Task prompt —
Don't copy the pictures; return every other part of the records exactly.

Extracted data entries —

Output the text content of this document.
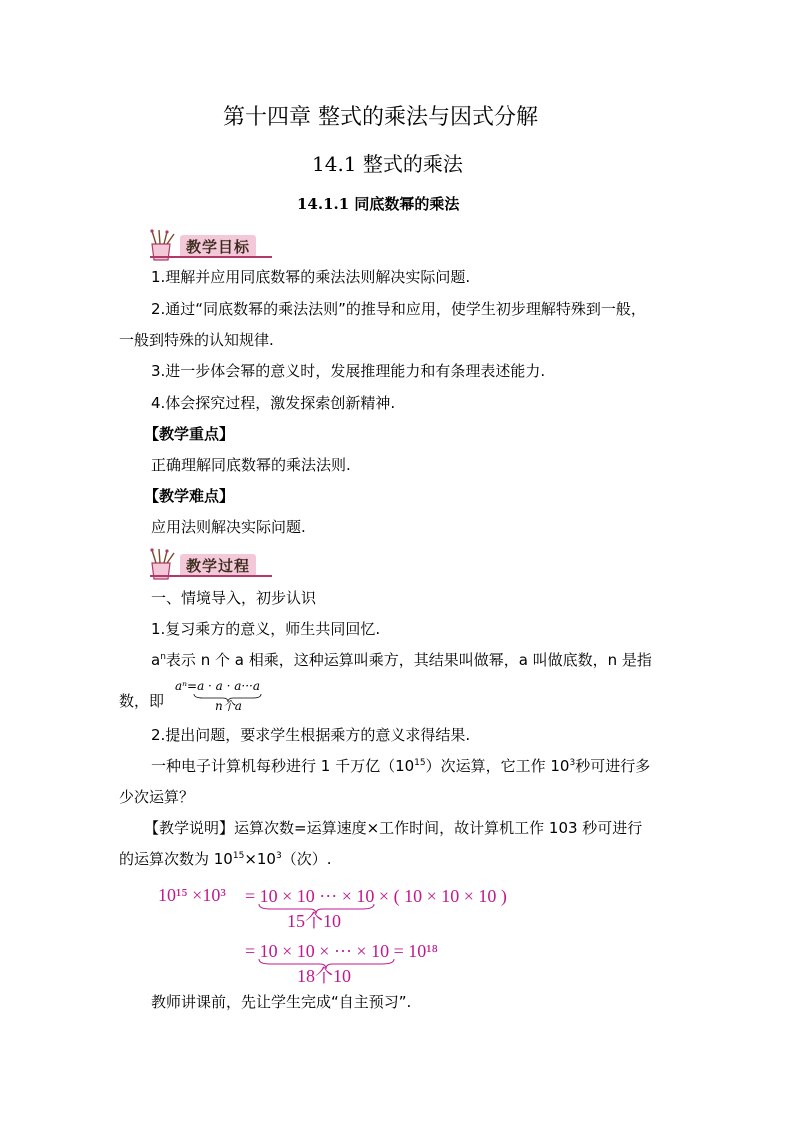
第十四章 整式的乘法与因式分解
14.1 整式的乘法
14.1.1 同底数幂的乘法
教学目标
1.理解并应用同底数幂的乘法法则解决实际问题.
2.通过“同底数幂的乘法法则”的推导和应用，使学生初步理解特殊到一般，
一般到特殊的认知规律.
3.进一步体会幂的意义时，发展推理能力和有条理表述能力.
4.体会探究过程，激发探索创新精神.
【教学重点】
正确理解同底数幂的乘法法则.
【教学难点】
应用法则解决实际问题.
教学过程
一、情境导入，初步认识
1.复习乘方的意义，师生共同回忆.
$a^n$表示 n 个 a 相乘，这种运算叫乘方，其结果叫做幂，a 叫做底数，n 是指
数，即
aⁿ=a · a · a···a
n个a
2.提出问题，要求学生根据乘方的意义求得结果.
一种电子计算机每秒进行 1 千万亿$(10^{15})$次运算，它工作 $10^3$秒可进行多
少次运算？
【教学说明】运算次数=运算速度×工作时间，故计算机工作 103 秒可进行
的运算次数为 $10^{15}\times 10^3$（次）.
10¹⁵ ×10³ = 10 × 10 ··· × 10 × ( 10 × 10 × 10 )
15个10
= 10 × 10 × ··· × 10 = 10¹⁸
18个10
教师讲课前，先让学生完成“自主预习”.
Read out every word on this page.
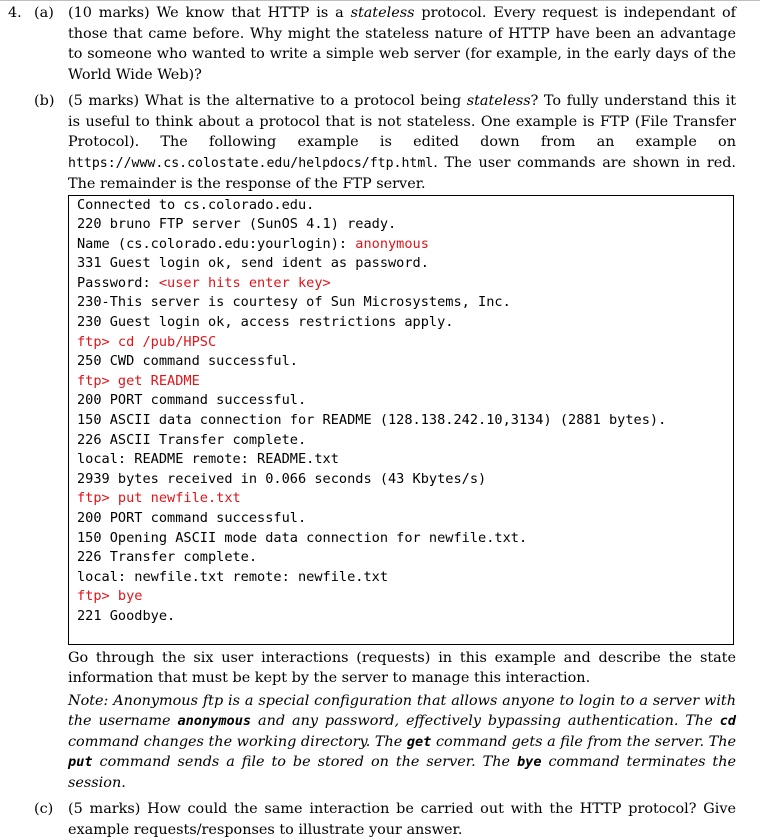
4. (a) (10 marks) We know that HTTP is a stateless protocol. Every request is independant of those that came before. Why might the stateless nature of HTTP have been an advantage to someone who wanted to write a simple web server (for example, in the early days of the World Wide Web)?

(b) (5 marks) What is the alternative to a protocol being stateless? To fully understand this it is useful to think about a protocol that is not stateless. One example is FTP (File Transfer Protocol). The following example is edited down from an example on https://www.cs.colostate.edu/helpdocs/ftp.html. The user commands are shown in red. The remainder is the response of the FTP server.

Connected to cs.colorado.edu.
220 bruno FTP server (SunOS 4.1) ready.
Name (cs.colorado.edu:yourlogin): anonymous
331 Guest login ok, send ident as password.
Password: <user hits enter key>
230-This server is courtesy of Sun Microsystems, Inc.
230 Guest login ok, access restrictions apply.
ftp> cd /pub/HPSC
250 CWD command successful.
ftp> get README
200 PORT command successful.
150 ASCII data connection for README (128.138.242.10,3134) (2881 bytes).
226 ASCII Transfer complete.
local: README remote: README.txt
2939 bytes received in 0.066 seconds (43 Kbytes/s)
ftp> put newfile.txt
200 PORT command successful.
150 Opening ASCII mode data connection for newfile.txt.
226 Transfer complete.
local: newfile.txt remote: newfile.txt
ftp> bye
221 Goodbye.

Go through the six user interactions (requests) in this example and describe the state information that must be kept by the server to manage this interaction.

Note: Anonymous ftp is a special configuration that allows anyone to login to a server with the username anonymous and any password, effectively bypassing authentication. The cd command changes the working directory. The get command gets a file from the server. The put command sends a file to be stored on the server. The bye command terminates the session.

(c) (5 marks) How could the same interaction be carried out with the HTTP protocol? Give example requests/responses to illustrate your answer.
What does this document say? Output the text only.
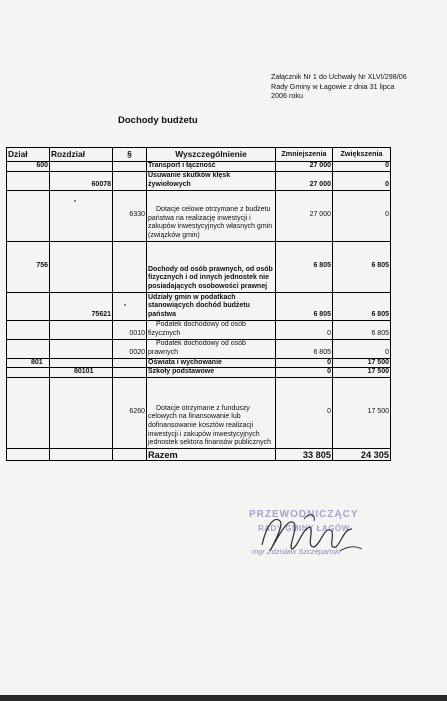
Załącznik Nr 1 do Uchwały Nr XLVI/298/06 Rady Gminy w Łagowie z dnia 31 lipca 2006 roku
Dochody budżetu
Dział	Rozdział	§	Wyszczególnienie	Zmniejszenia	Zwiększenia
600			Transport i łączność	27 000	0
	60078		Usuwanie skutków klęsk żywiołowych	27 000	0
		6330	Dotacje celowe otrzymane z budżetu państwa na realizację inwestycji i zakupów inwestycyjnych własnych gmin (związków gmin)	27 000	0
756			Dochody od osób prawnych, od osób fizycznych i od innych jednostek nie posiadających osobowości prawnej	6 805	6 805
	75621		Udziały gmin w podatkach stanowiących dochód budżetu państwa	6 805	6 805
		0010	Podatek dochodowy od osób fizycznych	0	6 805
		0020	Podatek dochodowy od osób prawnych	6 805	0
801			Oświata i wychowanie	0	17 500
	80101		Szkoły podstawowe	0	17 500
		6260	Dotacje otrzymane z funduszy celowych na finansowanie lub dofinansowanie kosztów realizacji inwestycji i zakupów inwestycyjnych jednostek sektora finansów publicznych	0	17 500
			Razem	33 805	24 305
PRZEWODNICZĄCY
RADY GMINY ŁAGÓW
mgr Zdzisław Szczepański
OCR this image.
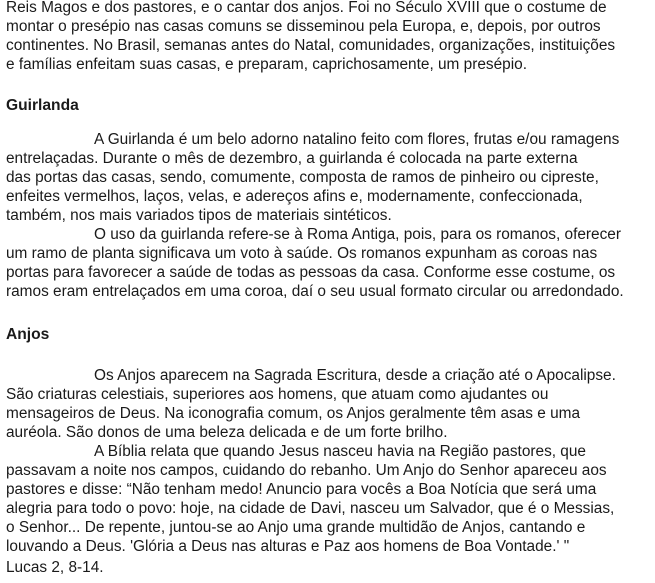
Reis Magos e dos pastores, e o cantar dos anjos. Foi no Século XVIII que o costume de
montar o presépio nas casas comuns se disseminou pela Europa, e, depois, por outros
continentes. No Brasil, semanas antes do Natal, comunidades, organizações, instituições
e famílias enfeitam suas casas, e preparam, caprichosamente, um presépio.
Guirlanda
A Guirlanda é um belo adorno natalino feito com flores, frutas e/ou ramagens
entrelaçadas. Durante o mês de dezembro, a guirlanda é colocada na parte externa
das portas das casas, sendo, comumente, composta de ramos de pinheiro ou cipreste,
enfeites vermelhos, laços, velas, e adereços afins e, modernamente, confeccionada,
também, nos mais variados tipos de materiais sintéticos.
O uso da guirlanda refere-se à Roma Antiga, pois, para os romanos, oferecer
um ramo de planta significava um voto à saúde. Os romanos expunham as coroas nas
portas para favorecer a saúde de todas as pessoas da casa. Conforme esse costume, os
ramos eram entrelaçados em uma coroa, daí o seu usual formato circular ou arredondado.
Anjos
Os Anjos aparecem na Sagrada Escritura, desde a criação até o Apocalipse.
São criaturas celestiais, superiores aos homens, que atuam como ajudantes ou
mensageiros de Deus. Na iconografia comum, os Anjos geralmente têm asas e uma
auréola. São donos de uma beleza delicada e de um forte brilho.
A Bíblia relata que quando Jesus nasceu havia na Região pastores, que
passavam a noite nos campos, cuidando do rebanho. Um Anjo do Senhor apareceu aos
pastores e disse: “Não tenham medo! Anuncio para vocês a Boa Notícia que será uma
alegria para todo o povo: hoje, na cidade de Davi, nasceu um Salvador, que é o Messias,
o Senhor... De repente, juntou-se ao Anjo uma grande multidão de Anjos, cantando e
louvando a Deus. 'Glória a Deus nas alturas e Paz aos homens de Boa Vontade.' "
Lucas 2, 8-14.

Answer for the task —
Output the text content of this document.
第十四章 整式的乘法与因式分解
14.1 整式的乘法
14.1.1 同底数幂的乘法
教学目标
1.理解并应用同底数幂的乘法法则解决实际问题.
2.通过“同底数幂的乘法法则”的推导和应用，使学生初步理解特殊到一般，
一般到特殊的认知规律.
3.进一步体会幂的意义时，发展推理能力和有条理表述能力.
4.体会探究过程，激发探索创新精神.
【教学重点】
正确理解同底数幂的乘法法则.
【教学难点】
应用法则解决实际问题.
教学过程
一、情境导入，初步认识
1.复习乘方的意义，师生共同回忆.
$a^n$表示 n 个 a 相乘，这种运算叫乘方，其结果叫做幂，a 叫做底数，n 是指
数，即
aⁿ=a · a · a···a
n个a
2.提出问题，要求学生根据乘方的意义求得结果.
一种电子计算机每秒进行 1 千万亿$(10^{15})$次运算，它工作 $10^3$秒可进行多
少次运算？
【教学说明】运算次数=运算速度×工作时间，故计算机工作 103 秒可进行
的运算次数为 $10^{15}\times 10^3$（次）.
10¹⁵ ×10³ = 10 × 10 ··· × 10 × ( 10 × 10 × 10 )
15个10
= 10 × 10 × ··· × 10 = 10¹⁸
18个10
教师讲课前，先让学生完成“自主预习”.
Read out every word on this page.
4. (a) (10 marks) We know that HTTP is a stateless protocol. Every request is independant of those that came before. Why might the stateless nature of HTTP have been an advantage to someone who wanted to write a simple web server (for example, in the early days of the World Wide Web)?

(b) (5 marks) What is the alternative to a protocol being stateless? To fully understand this it is useful to think about a protocol that is not stateless. One example is FTP (File Transfer Protocol). The following example is edited down from an example on https://www.cs.colostate.edu/helpdocs/ftp.html. The user commands are shown in red. The remainder is the response of the FTP server.

Connected to cs.colorado.edu.
220 bruno FTP server (SunOS 4.1) ready.
Name (cs.colorado.edu:yourlogin): anonymous
331 Guest login ok, send ident as password.
Password: <user hits enter key>
230-This server is courtesy of Sun Microsystems, Inc.
230 Guest login ok, access restrictions apply.
ftp> cd /pub/HPSC
250 CWD command successful.
ftp> get README
200 PORT command successful.
150 ASCII data connection for README (128.138.242.10,3134) (2881 bytes).
226 ASCII Transfer complete.
local: README remote: README.txt
2939 bytes received in 0.066 seconds (43 Kbytes/s)
ftp> put newfile.txt
200 PORT command successful.
150 Opening ASCII mode data connection for newfile.txt.
226 Transfer complete.
local: newfile.txt remote: newfile.txt
ftp> bye
221 Goodbye.

Go through the six user interactions (requests) in this example and describe the state information that must be kept by the server to manage this interaction.

Note: Anonymous ftp is a special configuration that allows anyone to login to a server with the username anonymous and any password, effectively bypassing authentication. The cd command changes the working directory. The get command gets a file from the server. The put command sends a file to be stored on the server. The bye command terminates the session.

(c) (5 marks) How could the same interaction be carried out with the HTTP protocol? Give example requests/responses to illustrate your answer.
What does this document say? Output the text only.
Załącznik Nr 1 do Uchwały Nr XLVI/298/06 Rady Gminy w Łagowie z dnia 31 lipca 2006 roku
Dochody budżetu
Dział	Rozdział	§	Wyszczególnienie	Zmniejszenia	Zwiększenia
600			Transport i łączność	27 000	0
	60078		Usuwanie skutków klęsk żywiołowych	27 000	0
		6330	Dotacje celowe otrzymane z budżetu państwa na realizację inwestycji i zakupów inwestycyjnych własnych gmin (związków gmin)	27 000	0
756			Dochody od osób prawnych, od osób fizycznych i od innych jednostek nie posiadających osobowości prawnej	6 805	6 805
	75621		Udziały gmin w podatkach stanowiących dochód budżetu państwa	6 805	6 805
		0010	Podatek dochodowy od osób fizycznych	0	6 805
		0020	Podatek dochodowy od osób prawnych	6 805	0
801			Oświata i wychowanie	0	17 500
	80101		Szkoły podstawowe	0	17 500
		6260	Dotacje otrzymane z funduszy celowych na finansowanie lub dofinansowanie kosztów realizacji inwestycji i zakupów inwestycyjnych jednostek sektora finansów publicznych	0	17 500
			Razem	33 805	24 305
PRZEWODNICZĄCY
RADY GMINY ŁAGÓW
mgr Zdzisław Szczepański
OCR this image.
Reis Magos e dos pastores, e o cantar dos anjos. Foi no Século XVIII que o costume de
montar o presépio nas casas comuns se disseminou pela Europa, e, depois, por outros
continentes. No Brasil, semanas antes do Natal, comunidades, organizações, instituições
e famílias enfeitam suas casas, e preparam, caprichosamente, um presépio.
Guirlanda
A Guirlanda é um belo adorno natalino feito com flores, frutas e/ou ramagens
entrelaçadas. Durante o mês de dezembro, a guirlanda é colocada na parte externa
das portas das casas, sendo, comumente, composta de ramos de pinheiro ou cipreste,
enfeites vermelhos, laços, velas, e adereços afins e, modernamente, confeccionada,
também, nos mais variados tipos de materiais sintéticos.
O uso da guirlanda refere-se à Roma Antiga, pois, para os romanos, oferecer
um ramo de planta significava um voto à saúde. Os romanos expunham as coroas nas
portas para favorecer a saúde de todas as pessoas da casa. Conforme esse costume, os
ramos eram entrelaçados em uma coroa, daí o seu usual formato circular ou arredondado.
Anjos
Os Anjos aparecem na Sagrada Escritura, desde a criação até o Apocalipse.
São criaturas celestiais, superiores aos homens, que atuam como ajudantes ou
mensageiros de Deus. Na iconografia comum, os Anjos geralmente têm asas e uma
auréola. São donos de uma beleza delicada e de um forte brilho.
A Bíblia relata que quando Jesus nasceu havia na Região pastores, que
passavam a noite nos campos, cuidando do rebanho. Um Anjo do Senhor apareceu aos
pastores e disse: “Não tenham medo! Anuncio para vocês a Boa Notícia que será uma
alegria para todo o povo: hoje, na cidade de Davi, nasceu um Salvador, que é o Messias,
o Senhor... De repente, juntou-se ao Anjo uma grande multidão de Anjos, cantando e
louvando a Deus. 'Glória a Deus nas alturas e Paz aos homens de Boa Vontade.' "
Lucas 2, 8-14.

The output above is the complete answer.